### What is asked:
Search the listing for the string "ffffff" and copy every line that contains it.

### Data provided:

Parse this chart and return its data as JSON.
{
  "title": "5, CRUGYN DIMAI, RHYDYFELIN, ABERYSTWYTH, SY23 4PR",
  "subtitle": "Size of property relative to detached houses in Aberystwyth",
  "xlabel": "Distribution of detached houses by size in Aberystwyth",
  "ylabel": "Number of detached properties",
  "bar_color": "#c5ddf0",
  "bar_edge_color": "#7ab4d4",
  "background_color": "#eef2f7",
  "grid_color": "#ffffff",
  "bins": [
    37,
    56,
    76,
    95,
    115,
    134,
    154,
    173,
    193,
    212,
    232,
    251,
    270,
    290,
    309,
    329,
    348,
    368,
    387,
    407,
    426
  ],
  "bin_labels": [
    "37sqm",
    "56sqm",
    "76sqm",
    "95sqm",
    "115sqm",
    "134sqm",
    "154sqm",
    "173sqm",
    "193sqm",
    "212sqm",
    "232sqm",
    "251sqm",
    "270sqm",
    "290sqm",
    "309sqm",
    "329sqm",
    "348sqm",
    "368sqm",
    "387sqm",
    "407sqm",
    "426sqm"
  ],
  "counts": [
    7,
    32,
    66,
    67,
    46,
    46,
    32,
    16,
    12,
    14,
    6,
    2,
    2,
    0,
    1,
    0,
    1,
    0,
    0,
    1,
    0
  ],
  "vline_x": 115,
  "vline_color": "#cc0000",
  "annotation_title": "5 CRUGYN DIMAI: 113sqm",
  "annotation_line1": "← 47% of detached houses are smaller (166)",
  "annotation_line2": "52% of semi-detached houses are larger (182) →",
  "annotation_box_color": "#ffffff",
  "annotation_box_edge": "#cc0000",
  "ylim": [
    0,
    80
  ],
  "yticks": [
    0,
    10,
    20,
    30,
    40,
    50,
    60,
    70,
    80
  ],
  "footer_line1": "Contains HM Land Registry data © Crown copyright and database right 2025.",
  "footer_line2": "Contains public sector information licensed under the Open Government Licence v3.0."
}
* * *
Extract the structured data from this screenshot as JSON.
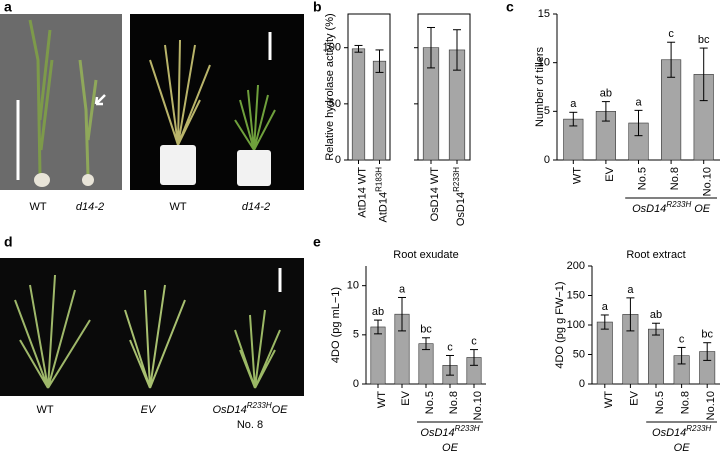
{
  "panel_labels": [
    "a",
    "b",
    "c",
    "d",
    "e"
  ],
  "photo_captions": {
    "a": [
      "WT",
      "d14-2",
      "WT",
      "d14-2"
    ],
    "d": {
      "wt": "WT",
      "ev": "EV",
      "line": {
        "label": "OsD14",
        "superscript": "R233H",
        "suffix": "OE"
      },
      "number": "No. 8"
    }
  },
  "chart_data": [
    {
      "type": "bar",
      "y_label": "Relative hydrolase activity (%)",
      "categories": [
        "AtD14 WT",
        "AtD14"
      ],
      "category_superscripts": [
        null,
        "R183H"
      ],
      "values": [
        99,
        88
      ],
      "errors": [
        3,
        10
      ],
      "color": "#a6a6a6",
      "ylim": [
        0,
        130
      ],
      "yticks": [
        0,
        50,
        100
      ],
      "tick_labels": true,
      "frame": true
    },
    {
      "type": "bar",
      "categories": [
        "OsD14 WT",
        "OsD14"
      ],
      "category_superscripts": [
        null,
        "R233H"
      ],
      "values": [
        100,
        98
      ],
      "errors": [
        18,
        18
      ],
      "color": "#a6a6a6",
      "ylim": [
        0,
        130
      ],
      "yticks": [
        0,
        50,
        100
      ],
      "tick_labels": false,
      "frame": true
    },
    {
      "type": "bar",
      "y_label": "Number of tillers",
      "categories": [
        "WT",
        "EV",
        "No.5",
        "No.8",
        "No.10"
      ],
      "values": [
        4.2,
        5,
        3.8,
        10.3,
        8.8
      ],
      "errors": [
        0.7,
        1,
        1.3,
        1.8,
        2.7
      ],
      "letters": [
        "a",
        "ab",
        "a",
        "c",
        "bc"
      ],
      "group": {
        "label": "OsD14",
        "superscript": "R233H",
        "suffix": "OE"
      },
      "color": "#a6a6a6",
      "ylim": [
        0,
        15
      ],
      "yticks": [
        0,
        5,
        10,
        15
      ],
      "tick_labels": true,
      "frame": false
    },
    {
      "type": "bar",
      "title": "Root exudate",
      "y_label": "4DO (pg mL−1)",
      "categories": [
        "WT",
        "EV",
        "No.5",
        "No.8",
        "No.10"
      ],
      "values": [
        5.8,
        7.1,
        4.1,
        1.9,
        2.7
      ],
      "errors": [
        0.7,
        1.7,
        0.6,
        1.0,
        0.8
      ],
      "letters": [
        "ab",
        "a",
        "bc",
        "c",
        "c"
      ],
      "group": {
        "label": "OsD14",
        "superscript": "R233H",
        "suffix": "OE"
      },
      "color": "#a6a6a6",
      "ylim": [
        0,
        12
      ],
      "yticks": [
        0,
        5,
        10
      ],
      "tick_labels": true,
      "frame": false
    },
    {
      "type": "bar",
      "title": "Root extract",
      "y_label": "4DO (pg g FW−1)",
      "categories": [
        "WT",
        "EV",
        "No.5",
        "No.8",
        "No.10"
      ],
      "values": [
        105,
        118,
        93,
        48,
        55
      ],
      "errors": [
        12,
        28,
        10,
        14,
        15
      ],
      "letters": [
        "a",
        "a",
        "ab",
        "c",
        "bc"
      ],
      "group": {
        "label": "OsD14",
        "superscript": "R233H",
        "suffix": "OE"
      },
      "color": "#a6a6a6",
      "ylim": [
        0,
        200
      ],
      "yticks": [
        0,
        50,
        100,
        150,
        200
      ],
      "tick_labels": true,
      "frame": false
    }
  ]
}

### Solution for this task:
  "grid_color": "#ffffff",
  "annotation_box_color": "#ffffff",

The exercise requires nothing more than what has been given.